**EXTRACTED MATERIAL:**
-----

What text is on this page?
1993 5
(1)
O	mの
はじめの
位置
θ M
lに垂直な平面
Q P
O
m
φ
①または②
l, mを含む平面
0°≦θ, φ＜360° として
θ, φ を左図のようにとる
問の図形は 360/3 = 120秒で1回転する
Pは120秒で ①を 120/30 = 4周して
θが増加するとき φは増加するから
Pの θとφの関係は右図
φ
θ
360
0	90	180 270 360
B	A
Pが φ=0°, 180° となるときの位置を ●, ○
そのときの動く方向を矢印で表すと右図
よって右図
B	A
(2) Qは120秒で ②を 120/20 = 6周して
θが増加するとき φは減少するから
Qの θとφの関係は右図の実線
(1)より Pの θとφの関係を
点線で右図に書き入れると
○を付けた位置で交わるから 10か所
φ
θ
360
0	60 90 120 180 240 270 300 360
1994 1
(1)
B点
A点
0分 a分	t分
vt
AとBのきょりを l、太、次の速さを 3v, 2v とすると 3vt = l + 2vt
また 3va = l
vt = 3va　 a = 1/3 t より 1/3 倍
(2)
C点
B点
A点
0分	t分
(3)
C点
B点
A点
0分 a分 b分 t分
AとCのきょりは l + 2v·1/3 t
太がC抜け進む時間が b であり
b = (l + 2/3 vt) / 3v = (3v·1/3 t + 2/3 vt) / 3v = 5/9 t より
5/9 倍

-----

**YOUR INSTRUCTIONS:** Emit the full listing verbatim.

**SOLUTION TO THIS PROBLEM:**
What text is on this page?
1993 5
(1)
O	mの
はじめの
位置
θ M
lに垂直な平面
Q P
O
m
φ
①または②
l, mを含む平面
0°≦θ, φ＜360° として
θ, φ を左図のようにとる
問の図形は 360/3 = 120秒で1回転する
Pは120秒で ①を 120/30 = 4周して
θが増加するとき φは増加するから
Pの θとφの関係は右図
φ
θ
360
0	90	180 270 360
B	A
Pが φ=0°, 180° となるときの位置を ●, ○
そのときの動く方向を矢印で表すと右図
よって右図
B	A
(2) Qは120秒で ②を 120/20 = 6周して
θが増加するとき φは減少するから
Qの θとφの関係は右図の実線
(1)より Pの θとφの関係を
点線で右図に書き入れると
○を付けた位置で交わるから 10か所
φ
θ
360
0	60 90 120 180 240 270 300 360
1994 1
(1)
B点
A点
0分 a分	t分
vt
AとBのきょりを l、太、次の速さを 3v, 2v とすると 3vt = l + 2vt
また 3va = l
vt = 3va　 a = 1/3 t より 1/3 倍
(2)
C点
B点
A点
0分	t分
(3)
C点
B点
A点
0分 a分 b分 t分
AとCのきょりは l + 2v·1/3 t
太がC抜け進む時間が b であり
b = (l + 2/3 vt) / 3v = (3v·1/3 t + 2/3 vt) / 3v = 5/9 t より
5/9 倍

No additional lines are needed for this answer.